TO DO
All lines below must be repeated exactly, with the pictures omitted.

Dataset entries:
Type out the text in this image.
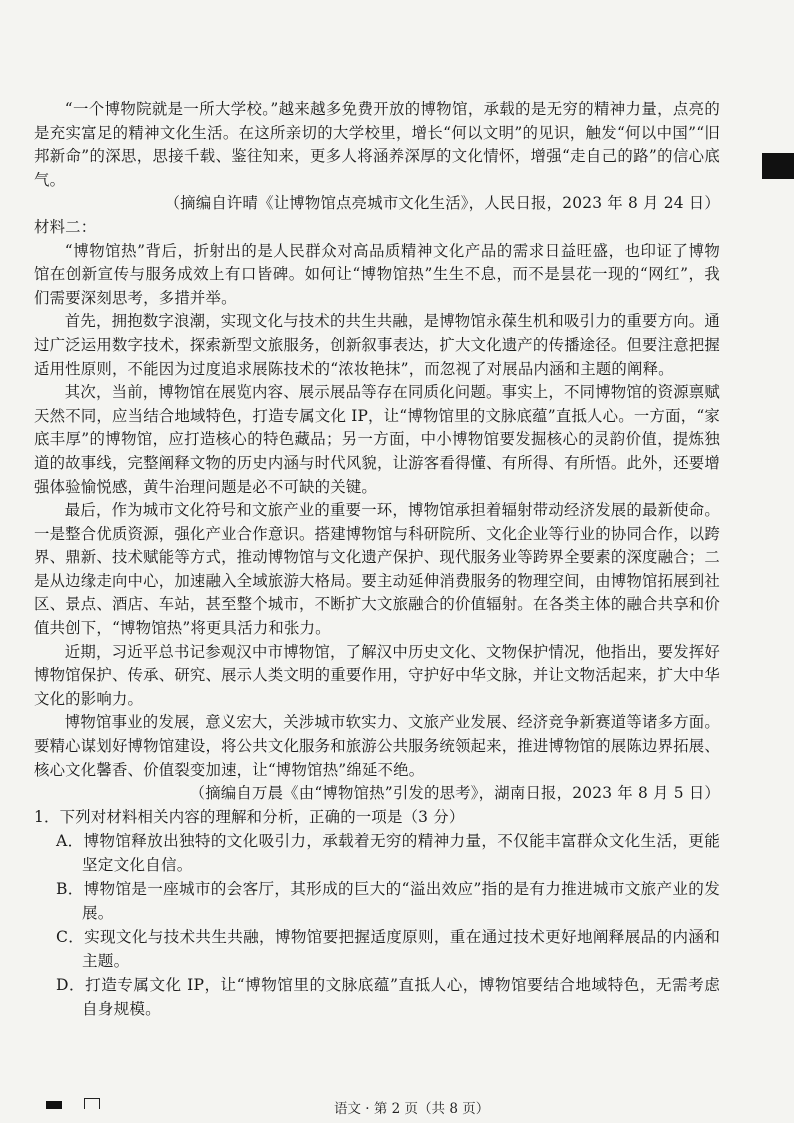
“一个博物院就是一所大学校。”越来越多免费开放的博物馆，承载的是无穷的精神力量，点亮的是充实富足的精神文化生活。在这所亲切的大学校里，增长“何以文明”的见识，触发“何以中国”“旧邦新命”的深思，思接千载、鉴往知来，更多人将涵养深厚的文化情怀，增强“走自己的路”的信心底气。

（摘编自许晴《让博物馆点亮城市文化生活》，人民日报，2023 年 8 月 24 日）

材料二：

“博物馆热”背后，折射出的是人民群众对高品质精神文化产品的需求日益旺盛，也印证了博物馆在创新宣传与服务成效上有口皆碑。如何让“博物馆热”生生不息，而不是昙花一现的“网红”，我们需要深刻思考，多措并举。

首先，拥抱数字浪潮，实现文化与技术的共生共融，是博物馆永葆生机和吸引力的重要方向。通过广泛运用数字技术，探索新型文旅服务，创新叙事表达，扩大文化遗产的传播途径。但要注意把握适用性原则，不能因为过度追求展陈技术的“浓妆艳抹”，而忽视了对展品内涵和主题的阐释。

其次，当前，博物馆在展览内容、展示展品等存在同质化问题。事实上，不同博物馆的资源禀赋天然不同，应当结合地域特色，打造专属文化 IP，让“博物馆里的文脉底蕴”直抵人心。一方面，“家底丰厚”的博物馆，应打造核心的特色藏品；另一方面，中小博物馆要发掘核心的灵韵价值，提炼独道的故事线，完整阐释文物的历史内涵与时代风貌，让游客看得懂、有所得、有所悟。此外，还要增强体验愉悦感，黄牛治理问题是必不可缺的关键。

最后，作为城市文化符号和文旅产业的重要一环，博物馆承担着辐射带动经济发展的最新使命。一是整合优质资源，强化产业合作意识。搭建博物馆与科研院所、文化企业等行业的协同合作，以跨界、鼎新、技术赋能等方式，推动博物馆与文化遗产保护、现代服务业等跨界全要素的深度融合；二是从边缘走向中心，加速融入全域旅游大格局。要主动延伸消费服务的物理空间，由博物馆拓展到社区、景点、酒店、车站，甚至整个城市，不断扩大文旅融合的价值辐射。在各类主体的融合共享和价值共创下，“博物馆热”将更具活力和张力。

近期，习近平总书记参观汉中市博物馆，了解汉中历史文化、文物保护情况，他指出，要发挥好博物馆保护、传承、研究、展示人类文明的重要作用，守护好中华文脉，并让文物活起来，扩大中华文化的影响力。

博物馆事业的发展，意义宏大，关涉城市软实力、文旅产业发展、经济竞争新赛道等诸多方面。要精心谋划好博物馆建设，将公共文化服务和旅游公共服务统领起来，推进博物馆的展陈边界拓展、核心文化馨香、价值裂变加速，让“博物馆热”绵延不绝。

（摘编自万晨《由“博物馆热”引发的思考》，湖南日报，2023 年 8 月 5 日）

1．下列对材料相关内容的理解和分析，正确的一项是（3 分）

A．博物馆释放出独特的文化吸引力，承载着无穷的精神力量，不仅能丰富群众文化生活，更能坚定文化自信。

B．博物馆是一座城市的会客厅，其形成的巨大的“溢出效应”指的是有力推进城市文旅产业的发展。

C．实现文化与技术共生共融，博物馆要把握适度原则，重在通过技术更好地阐释展品的内涵和主题。

D．打造专属文化 IP，让“博物馆里的文脉底蕴”直抵人心，博物馆要结合地域特色，无需考虑自身规模。

语文 · 第 2 页（共 8 页）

WRITTEN RESPONSE
Type out the text in this image.
“一个博物院就是一所大学校。”越来越多免费开放的博物馆，承载的是无穷的精神力量，点亮的是充实富足的精神文化生活。在这所亲切的大学校里，增长“何以文明”的见识，触发“何以中国”“旧邦新命”的深思，思接千载、鉴往知来，更多人将涵养深厚的文化情怀，增强“走自己的路”的信心底气。

（摘编自许晴《让博物馆点亮城市文化生活》，人民日报，2023 年 8 月 24 日）

材料二：

“博物馆热”背后，折射出的是人民群众对高品质精神文化产品的需求日益旺盛，也印证了博物馆在创新宣传与服务成效上有口皆碑。如何让“博物馆热”生生不息，而不是昙花一现的“网红”，我们需要深刻思考，多措并举。

首先，拥抱数字浪潮，实现文化与技术的共生共融，是博物馆永葆生机和吸引力的重要方向。通过广泛运用数字技术，探索新型文旅服务，创新叙事表达，扩大文化遗产的传播途径。但要注意把握适用性原则，不能因为过度追求展陈技术的“浓妆艳抹”，而忽视了对展品内涵和主题的阐释。

其次，当前，博物馆在展览内容、展示展品等存在同质化问题。事实上，不同博物馆的资源禀赋天然不同，应当结合地域特色，打造专属文化 IP，让“博物馆里的文脉底蕴”直抵人心。一方面，“家底丰厚”的博物馆，应打造核心的特色藏品；另一方面，中小博物馆要发掘核心的灵韵价值，提炼独道的故事线，完整阐释文物的历史内涵与时代风貌，让游客看得懂、有所得、有所悟。此外，还要增强体验愉悦感，黄牛治理问题是必不可缺的关键。

最后，作为城市文化符号和文旅产业的重要一环，博物馆承担着辐射带动经济发展的最新使命。一是整合优质资源，强化产业合作意识。搭建博物馆与科研院所、文化企业等行业的协同合作，以跨界、鼎新、技术赋能等方式，推动博物馆与文化遗产保护、现代服务业等跨界全要素的深度融合；二是从边缘走向中心，加速融入全域旅游大格局。要主动延伸消费服务的物理空间，由博物馆拓展到社区、景点、酒店、车站，甚至整个城市，不断扩大文旅融合的价值辐射。在各类主体的融合共享和价值共创下，“博物馆热”将更具活力和张力。

近期，习近平总书记参观汉中市博物馆，了解汉中历史文化、文物保护情况，他指出，要发挥好博物馆保护、传承、研究、展示人类文明的重要作用，守护好中华文脉，并让文物活起来，扩大中华文化的影响力。

博物馆事业的发展，意义宏大，关涉城市软实力、文旅产业发展、经济竞争新赛道等诸多方面。要精心谋划好博物馆建设，将公共文化服务和旅游公共服务统领起来，推进博物馆的展陈边界拓展、核心文化馨香、价值裂变加速，让“博物馆热”绵延不绝。

（摘编自万晨《由“博物馆热”引发的思考》，湖南日报，2023 年 8 月 5 日）

1．下列对材料相关内容的理解和分析，正确的一项是（3 分）

A．博物馆释放出独特的文化吸引力，承载着无穷的精神力量，不仅能丰富群众文化生活，更能坚定文化自信。

B．博物馆是一座城市的会客厅，其形成的巨大的“溢出效应”指的是有力推进城市文旅产业的发展。

C．实现文化与技术共生共融，博物馆要把握适度原则，重在通过技术更好地阐释展品的内涵和主题。

D．打造专属文化 IP，让“博物馆里的文脉底蕴”直抵人心，博物馆要结合地域特色，无需考虑自身规模。

语文 · 第 2 页（共 8 页）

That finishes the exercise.